+++ Excerpted passage

Taking technology for blood-clotting disorders to the next level
Deep curiosity combined with a passion for improving the lives of patients on blood thinners and with blood clotting disorders was the driving force behind finding the tools to identify the presence of blood thinners in individuals undergoing surgery.
Dr. Peter Gross, a Hamilton Health Sciences (HHS) thrombosis physician, was interested in seeing the blood-clotting process with his own eyes using a microscope. So he developed tools that identify the activity of thrombin — a clotting enzyme in the blood – allowing him to visually witness blood clotting. This also works with a finger-prick of blood under fluorescent lighting.
Gross was one of four researchers honoured at the Hamilton Health Sciences Foundation’s Gala last month celebrating research and innovation at HHS. Each of the recipients — which also included Drs. Jason Roberts, Guillaume Paré and Mark Tarnopolsky — received a $40,000 grant to take their innovative commercialization research projects to the next level.
With this support, Gross and his team have launched a study to prove that testing the blood with a specific device can accurately show that people properly stopped blood thinners before surgery.
“Getting the handheld device has really made a difference in our ability to expand testing.”
If this study shows positive results, the team could also explore using this device with stroke patients in the emergency department to determine whether or not there are blood thinners in the patient’s system to guide treatment options.
“There are many applications for this device to help guide patient care,” says Gross. “We’re also working with a team in Toronto to see if it can be used during complex surgeries to help determine which medications and blood products are needed.”

++++++
+++ Available data

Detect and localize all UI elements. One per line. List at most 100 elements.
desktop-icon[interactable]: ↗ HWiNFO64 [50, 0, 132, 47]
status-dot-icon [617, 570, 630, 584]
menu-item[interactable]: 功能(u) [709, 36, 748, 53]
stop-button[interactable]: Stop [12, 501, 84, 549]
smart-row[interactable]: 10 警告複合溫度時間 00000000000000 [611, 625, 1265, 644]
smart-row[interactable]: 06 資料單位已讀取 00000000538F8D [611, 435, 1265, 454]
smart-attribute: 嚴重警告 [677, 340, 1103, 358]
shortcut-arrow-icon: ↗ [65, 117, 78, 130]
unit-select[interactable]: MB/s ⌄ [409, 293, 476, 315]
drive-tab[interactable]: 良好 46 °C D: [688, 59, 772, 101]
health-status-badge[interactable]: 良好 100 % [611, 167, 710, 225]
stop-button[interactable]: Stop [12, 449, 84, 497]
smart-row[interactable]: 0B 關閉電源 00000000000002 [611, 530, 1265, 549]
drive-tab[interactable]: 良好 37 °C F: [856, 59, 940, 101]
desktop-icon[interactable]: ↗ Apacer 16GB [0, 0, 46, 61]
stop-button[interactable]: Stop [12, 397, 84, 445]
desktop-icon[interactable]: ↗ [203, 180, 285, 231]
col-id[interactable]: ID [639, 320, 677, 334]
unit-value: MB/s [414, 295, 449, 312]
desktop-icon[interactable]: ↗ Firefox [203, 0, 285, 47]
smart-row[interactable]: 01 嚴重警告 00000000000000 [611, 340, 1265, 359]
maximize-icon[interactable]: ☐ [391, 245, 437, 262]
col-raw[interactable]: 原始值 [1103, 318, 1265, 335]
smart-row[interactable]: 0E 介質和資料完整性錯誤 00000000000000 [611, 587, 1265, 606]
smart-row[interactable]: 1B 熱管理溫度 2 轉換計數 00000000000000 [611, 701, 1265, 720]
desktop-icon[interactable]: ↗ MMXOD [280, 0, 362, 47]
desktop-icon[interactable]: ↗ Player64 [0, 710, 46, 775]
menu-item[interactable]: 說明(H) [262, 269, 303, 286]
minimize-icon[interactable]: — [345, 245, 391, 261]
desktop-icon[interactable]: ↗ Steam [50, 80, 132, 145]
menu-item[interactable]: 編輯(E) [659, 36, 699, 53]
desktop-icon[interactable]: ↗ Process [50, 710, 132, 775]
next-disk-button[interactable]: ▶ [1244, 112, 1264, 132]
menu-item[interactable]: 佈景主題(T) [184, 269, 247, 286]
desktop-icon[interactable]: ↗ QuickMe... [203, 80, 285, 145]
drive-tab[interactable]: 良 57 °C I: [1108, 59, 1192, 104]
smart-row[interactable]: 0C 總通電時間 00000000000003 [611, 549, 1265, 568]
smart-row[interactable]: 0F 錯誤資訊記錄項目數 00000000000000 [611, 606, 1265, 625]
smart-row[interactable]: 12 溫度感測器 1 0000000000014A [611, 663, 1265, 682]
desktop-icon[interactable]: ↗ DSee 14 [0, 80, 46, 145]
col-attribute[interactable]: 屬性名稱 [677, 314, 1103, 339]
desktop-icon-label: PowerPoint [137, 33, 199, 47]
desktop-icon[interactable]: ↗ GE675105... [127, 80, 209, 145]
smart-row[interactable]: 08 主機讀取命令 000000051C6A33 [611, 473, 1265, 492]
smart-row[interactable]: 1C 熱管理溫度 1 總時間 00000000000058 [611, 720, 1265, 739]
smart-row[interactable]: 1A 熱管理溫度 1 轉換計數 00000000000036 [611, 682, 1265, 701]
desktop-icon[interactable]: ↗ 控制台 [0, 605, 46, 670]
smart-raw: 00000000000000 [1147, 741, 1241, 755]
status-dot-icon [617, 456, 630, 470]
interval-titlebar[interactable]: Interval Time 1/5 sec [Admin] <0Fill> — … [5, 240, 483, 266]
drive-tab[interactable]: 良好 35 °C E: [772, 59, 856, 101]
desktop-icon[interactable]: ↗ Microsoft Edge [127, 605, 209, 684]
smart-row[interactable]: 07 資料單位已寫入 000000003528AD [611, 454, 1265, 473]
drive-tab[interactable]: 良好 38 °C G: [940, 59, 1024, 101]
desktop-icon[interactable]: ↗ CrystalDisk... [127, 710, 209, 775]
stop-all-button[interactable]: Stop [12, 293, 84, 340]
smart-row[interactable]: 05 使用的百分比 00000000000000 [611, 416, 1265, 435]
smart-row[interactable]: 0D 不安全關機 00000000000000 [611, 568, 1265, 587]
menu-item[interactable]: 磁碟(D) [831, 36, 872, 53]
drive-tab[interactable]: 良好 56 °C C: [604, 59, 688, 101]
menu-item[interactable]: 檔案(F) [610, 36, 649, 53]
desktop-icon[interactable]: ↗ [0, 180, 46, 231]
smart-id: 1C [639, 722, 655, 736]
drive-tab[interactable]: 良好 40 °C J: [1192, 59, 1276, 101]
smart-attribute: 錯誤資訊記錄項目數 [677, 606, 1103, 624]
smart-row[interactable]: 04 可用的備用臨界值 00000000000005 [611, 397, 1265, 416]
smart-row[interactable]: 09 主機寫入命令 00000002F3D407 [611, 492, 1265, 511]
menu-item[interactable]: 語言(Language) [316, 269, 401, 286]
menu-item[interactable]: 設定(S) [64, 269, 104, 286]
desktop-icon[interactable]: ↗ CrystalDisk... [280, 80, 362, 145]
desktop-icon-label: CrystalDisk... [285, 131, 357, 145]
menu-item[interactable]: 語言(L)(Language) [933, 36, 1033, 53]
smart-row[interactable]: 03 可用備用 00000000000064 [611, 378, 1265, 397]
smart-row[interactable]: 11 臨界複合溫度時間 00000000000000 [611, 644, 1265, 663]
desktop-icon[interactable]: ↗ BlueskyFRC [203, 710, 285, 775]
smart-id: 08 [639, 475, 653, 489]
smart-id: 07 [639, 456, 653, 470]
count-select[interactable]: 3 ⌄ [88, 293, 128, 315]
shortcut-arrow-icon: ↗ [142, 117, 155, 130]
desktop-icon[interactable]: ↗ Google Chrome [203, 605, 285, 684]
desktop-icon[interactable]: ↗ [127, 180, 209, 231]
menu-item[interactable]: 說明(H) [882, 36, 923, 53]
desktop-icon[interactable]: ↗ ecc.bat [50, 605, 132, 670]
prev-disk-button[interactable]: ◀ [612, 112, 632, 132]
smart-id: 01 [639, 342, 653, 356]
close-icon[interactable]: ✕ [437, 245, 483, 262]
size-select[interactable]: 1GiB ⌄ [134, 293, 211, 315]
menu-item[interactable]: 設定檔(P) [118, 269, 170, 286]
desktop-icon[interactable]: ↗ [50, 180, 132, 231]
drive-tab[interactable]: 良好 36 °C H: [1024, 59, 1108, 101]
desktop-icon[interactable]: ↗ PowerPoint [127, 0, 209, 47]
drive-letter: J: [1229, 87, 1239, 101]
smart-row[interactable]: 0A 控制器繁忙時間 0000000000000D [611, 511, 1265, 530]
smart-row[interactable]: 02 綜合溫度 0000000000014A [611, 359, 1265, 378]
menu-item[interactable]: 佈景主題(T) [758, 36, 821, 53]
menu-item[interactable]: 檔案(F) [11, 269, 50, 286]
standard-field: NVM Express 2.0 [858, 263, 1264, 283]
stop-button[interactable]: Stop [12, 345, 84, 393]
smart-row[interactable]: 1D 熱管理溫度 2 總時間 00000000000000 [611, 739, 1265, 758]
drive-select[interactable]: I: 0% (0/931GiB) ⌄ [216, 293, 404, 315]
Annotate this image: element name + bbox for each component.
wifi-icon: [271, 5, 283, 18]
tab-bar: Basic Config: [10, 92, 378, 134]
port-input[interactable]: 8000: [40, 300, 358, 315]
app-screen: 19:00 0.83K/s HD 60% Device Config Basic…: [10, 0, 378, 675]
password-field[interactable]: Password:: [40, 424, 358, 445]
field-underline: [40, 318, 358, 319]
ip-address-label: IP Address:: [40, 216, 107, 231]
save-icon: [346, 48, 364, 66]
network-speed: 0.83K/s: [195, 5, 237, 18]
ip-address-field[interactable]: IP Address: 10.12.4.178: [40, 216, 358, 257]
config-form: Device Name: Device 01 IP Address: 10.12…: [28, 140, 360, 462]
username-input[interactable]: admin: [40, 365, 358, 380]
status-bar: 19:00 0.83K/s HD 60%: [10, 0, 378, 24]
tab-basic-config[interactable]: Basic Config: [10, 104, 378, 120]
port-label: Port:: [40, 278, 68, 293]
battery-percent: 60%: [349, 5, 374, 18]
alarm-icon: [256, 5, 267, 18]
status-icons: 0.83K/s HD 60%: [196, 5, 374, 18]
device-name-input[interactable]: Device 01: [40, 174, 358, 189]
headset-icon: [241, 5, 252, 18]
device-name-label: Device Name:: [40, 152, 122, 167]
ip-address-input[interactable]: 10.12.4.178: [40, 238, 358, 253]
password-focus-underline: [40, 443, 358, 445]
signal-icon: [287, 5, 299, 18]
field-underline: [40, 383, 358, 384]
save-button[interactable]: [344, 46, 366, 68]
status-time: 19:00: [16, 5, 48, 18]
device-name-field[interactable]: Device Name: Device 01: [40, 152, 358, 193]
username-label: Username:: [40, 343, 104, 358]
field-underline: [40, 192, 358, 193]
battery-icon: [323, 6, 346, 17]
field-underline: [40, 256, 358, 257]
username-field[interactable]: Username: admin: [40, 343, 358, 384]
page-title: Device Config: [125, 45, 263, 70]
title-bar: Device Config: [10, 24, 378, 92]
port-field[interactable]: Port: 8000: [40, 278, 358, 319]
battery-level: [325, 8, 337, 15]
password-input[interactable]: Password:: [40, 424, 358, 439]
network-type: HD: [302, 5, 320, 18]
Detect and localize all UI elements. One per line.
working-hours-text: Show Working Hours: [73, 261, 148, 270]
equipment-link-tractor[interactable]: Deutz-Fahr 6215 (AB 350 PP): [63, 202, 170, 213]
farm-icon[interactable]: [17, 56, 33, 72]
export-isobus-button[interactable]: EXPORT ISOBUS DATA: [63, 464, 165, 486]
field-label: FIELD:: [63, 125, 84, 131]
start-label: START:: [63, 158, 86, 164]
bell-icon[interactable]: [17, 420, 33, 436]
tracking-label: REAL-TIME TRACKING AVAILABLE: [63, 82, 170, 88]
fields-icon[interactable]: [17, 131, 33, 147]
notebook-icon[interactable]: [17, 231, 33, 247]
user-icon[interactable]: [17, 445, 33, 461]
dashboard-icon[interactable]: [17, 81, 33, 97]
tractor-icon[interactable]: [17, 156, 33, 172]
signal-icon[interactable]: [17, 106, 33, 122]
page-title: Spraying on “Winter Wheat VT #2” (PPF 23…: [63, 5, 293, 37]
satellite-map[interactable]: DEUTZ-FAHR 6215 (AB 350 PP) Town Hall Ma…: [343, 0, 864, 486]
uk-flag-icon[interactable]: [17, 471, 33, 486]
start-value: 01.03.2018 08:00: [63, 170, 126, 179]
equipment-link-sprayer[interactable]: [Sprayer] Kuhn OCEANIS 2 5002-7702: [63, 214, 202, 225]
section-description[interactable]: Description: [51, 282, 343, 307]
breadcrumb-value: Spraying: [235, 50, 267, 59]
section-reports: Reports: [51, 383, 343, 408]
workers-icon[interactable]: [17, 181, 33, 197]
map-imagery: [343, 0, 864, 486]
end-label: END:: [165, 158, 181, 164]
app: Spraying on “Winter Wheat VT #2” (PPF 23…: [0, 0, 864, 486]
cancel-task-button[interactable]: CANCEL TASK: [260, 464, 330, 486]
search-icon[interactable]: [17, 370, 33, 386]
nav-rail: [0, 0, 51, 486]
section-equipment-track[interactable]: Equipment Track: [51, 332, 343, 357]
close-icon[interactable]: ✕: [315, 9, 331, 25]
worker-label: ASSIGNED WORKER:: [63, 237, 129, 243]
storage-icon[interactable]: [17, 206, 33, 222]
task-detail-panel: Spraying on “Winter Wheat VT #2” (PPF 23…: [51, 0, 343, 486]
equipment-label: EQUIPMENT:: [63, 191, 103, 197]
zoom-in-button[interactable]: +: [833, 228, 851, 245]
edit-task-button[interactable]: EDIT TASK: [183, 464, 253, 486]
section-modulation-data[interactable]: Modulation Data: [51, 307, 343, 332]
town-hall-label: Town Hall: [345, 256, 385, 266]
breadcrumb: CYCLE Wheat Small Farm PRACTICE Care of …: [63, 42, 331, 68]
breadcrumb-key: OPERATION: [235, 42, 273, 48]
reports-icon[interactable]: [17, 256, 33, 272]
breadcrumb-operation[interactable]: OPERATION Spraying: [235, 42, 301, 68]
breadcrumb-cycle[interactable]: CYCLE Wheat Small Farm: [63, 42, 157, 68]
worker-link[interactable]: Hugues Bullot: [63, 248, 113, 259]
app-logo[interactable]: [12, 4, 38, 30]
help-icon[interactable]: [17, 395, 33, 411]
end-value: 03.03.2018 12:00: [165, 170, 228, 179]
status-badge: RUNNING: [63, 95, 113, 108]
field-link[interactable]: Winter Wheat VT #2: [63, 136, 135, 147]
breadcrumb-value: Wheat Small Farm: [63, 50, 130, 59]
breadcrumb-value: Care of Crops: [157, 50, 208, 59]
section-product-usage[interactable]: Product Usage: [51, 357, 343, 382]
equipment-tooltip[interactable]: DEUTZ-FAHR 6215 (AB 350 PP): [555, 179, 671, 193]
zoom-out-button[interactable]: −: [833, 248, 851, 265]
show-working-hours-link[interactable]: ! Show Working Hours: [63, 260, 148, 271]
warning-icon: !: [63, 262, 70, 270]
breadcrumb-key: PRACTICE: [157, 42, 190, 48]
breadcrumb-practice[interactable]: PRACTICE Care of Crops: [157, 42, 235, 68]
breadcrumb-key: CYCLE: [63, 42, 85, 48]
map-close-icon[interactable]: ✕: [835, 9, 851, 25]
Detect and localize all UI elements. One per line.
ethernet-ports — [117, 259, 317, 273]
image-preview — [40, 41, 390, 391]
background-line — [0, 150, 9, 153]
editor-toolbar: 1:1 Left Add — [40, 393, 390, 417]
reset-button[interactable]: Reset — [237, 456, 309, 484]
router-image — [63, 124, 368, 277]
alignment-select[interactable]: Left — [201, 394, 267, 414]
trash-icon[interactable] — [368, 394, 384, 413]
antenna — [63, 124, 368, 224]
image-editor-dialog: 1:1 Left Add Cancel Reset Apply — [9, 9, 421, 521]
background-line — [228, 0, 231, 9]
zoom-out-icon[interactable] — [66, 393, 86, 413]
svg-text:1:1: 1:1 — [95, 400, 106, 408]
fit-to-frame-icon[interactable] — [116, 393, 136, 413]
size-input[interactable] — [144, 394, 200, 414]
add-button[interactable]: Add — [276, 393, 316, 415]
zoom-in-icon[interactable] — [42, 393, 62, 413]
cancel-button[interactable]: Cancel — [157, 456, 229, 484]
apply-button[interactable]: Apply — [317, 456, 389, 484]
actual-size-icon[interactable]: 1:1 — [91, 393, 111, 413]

++++++

Work instructions:
1 – Answer these questions using the article on blood-clotting technology:
(a) What clotting enzyme do the tools developed by Gross identify the activity of?
(b) What amount was each grant given to the recipients honored at the gala?
(c) In which hospital department could the device be explored for use with stroke patients?
2 – Write out the part of the article on blood-clotting technology starting with "If this study" and going on through "guide treatment options.".
3 – Continue the article on blood-clotting technology from its last sentence.
The rows have no connection to the article on blood-clotting technology.

Responses for each task:
1 –
(a) Thrombin
(b) $40,000
(c) The emergency department

2 –
If this study shows positive results, the team could also explore using this device with stroke patients in the emergency department to determine whether or not there are blood thinners in the patient’s system to guide treatment options.

3 –
Widening their research scope
For patients with a blood-clotting disorder like hemophilia, measuring thrombin in a finger-prick of their blood can help advise their daily treatment regimen for managing this condition. Gross and his team at the Thrombosis & Atherosclerosis Research Institute (TaARI), of HHS and McMaster University found a device that can do just that. They’re also testing if it can be used to accurately diagnose hemophilia in Third World countries so that treatment can be made available to those who need it.
Meanwhile, the team has found another use for the device — point-of-care testing for cardiac surgery patients to help support decisions around blood transfusions.
Many people with heart conditions take blood-thinning medication, which prevents their blood from clotting. However, they must stop taking these blood thinners when having surgery. By testing their blood prior to surgery with this finger-prick test, the patient’s care team can be confident that the thinner has cleared, and are not at risk for bleeding.
“Since we don’t currently test patients’ blood before surgery, we don’t actually know if there are still blood thinners in the patient’s system,” says Gross. “This impacts the risk of bleeding and may affect the amount of blood that’s needed to be transfused during the surgery.”
Pandemic-driven advancement
The suitcase-style device on the left was the only one Gross could find that utilized the technology needed for his project. Until the pandemic hit and the smaller, simpler device on the right was created, originally for COVID testing.
While the testing itself is promising, having an easy-to-use handheld device also makes a difference in its functionality. This wasn’t always the case. Gross started the original project with hemophilia patients prior to the pandemic. At the time, finding a device that already used the fluorescent lighting needed to identify thrombin meant using a large suitcase-style kit that was originally designed for marine biology testing. While it worked, it wasn’t user-friendly.
However, for Gross, a silver lining of the pandemic was the availability of a handheld COVID testing device that also used fluorescent lighting. Since it already went through all regulatory approvals, it became the ideal device to use for identifying thrombin in the blood.
“The old device just wasn’t ideal to work with, and we weren’t in a position to make our own,” says Gross. “Getting the handheld device has really made a difference in our ability to expand testing.”